◆ INSTRUCTIONS FOR THE TASK ◆
Set down every entry again word for word, please, but skip the pictures.

◆ RECORD SET ◆
☆ ☆ ☆ ☆

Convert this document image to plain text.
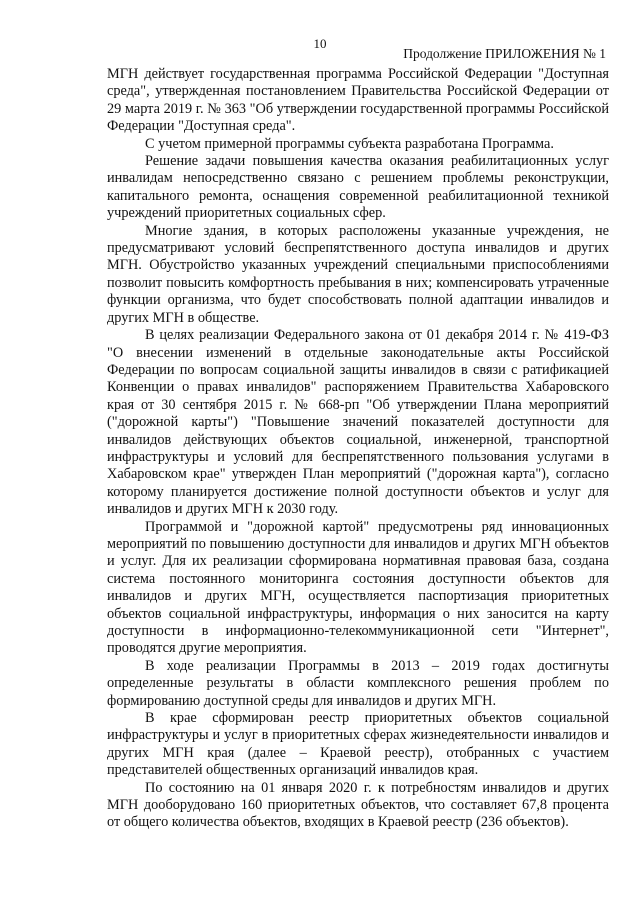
10
Продолжение ПРИЛОЖЕНИЯ № 1

МГН действует государственная программа Российской Федерации "Доступная среда", утвержденная постановлением Правительства Российской Федерации от 29 марта 2019 г. № 363 "Об утверждении государственной программы Российской Федерации "Доступная среда".

С учетом примерной программы субъекта разработана Программа.

Решение задачи повышения качества оказания реабилитационных услуг инвалидам непосредственно связано с решением проблемы реконструкции, капитального ремонта, оснащения современной реабилитационной техникой учреждений приоритетных социальных сфер.

Многие здания, в которых расположены указанные учреждения, не предусматривают условий беспрепятственного доступа инвалидов и других МГН. Обустройство указанных учреждений специальными приспособлениями позволит повысить комфортность пребывания в них; компенсировать утраченные функции организма, что будет способствовать полной адаптации инвалидов и других МГН в обществе.

В целях реализации Федерального закона от 01 декабря 2014 г. № 419-ФЗ "О внесении изменений в отдельные законодательные акты Российской Федерации по вопросам социальной защиты инвалидов в связи с ратификацией Конвенции о правах инвалидов" распоряжением Правительства Хабаровского края от 30 сентября 2015 г. № 668-рп "Об утверждении Плана мероприятий ("дорожной карты") "Повышение значений показателей доступности для инвалидов действующих объектов социальной, инженерной, транспортной инфраструктуры и условий для беспрепятственного пользования услугами в Хабаровском крае" утвержден План мероприятий ("дорожная карта"), согласно которому планируется достижение полной доступности объектов и услуг для инвалидов и других МГН к 2030 году.

Программой и "дорожной картой" предусмотрены ряд инновационных мероприятий по повышению доступности для инвалидов и других МГН объектов и услуг. Для их реализации сформирована нормативная правовая база, создана система постоянного мониторинга состояния доступности объектов для инвалидов и других МГН, осуществляется паспортизация приоритетных объектов социальной инфраструктуры, информация о них заносится на карту доступности в информационно-телекоммуникационной сети "Интернет", проводятся другие мероприятия.

В ходе реализации Программы в 2013 – 2019 годах достигнуты определенные результаты в области комплексного решения проблем по формированию доступной среды для инвалидов и других МГН.

В крае сформирован реестр приоритетных объектов социальной инфраструктуры и услуг в приоритетных сферах жизнедеятельности инвалидов и других МГН края (далее – Краевой реестр), отобранных с участием представителей общественных организаций инвалидов края.

По состоянию на 01 января 2020 г. к потребностям инвалидов и других МГН дооборудовано 160 приоритетных объектов, что составляет 67,8 процента от общего количества объектов, входящих в Краевой реестр (236 объектов).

☆ ☆ ☆ ☆

◆ FULL OUTPUT ◆
Convert this document image to plain text.
10
Продолжение ПРИЛОЖЕНИЯ № 1

МГН действует государственная программа Российской Федерации "Доступная среда", утвержденная постановлением Правительства Российской Федерации от 29 марта 2019 г. № 363 "Об утверждении государственной программы Российской Федерации "Доступная среда".

С учетом примерной программы субъекта разработана Программа.

Решение задачи повышения качества оказания реабилитационных услуг инвалидам непосредственно связано с решением проблемы реконструкции, капитального ремонта, оснащения современной реабилитационной техникой учреждений приоритетных социальных сфер.

Многие здания, в которых расположены указанные учреждения, не предусматривают условий беспрепятственного доступа инвалидов и других МГН. Обустройство указанных учреждений специальными приспособлениями позволит повысить комфортность пребывания в них; компенсировать утраченные функции организма, что будет способствовать полной адаптации инвалидов и других МГН в обществе.

В целях реализации Федерального закона от 01 декабря 2014 г. № 419-ФЗ "О внесении изменений в отдельные законодательные акты Российской Федерации по вопросам социальной защиты инвалидов в связи с ратификацией Конвенции о правах инвалидов" распоряжением Правительства Хабаровского края от 30 сентября 2015 г. № 668-рп "Об утверждении Плана мероприятий ("дорожной карты") "Повышение значений показателей доступности для инвалидов действующих объектов социальной, инженерной, транспортной инфраструктуры и условий для беспрепятственного пользования услугами в Хабаровском крае" утвержден План мероприятий ("дорожная карта"), согласно которому планируется достижение полной доступности объектов и услуг для инвалидов и других МГН к 2030 году.

Программой и "дорожной картой" предусмотрены ряд инновационных мероприятий по повышению доступности для инвалидов и других МГН объектов и услуг. Для их реализации сформирована нормативная правовая база, создана система постоянного мониторинга состояния доступности объектов для инвалидов и других МГН, осуществляется паспортизация приоритетных объектов социальной инфраструктуры, информация о них заносится на карту доступности в информационно-телекоммуникационной сети "Интернет", проводятся другие мероприятия.

В ходе реализации Программы в 2013 – 2019 годах достигнуты определенные результаты в области комплексного решения проблем по формированию доступной среды для инвалидов и других МГН.

В крае сформирован реестр приоритетных объектов социальной инфраструктуры и услуг в приоритетных сферах жизнедеятельности инвалидов и других МГН края (далее – Краевой реестр), отобранных с участием представителей общественных организаций инвалидов края.

По состоянию на 01 января 2020 г. к потребностям инвалидов и других МГН дооборудовано 160 приоритетных объектов, что составляет 67,8 процента от общего количества объектов, входящих в Краевой реестр (236 объектов).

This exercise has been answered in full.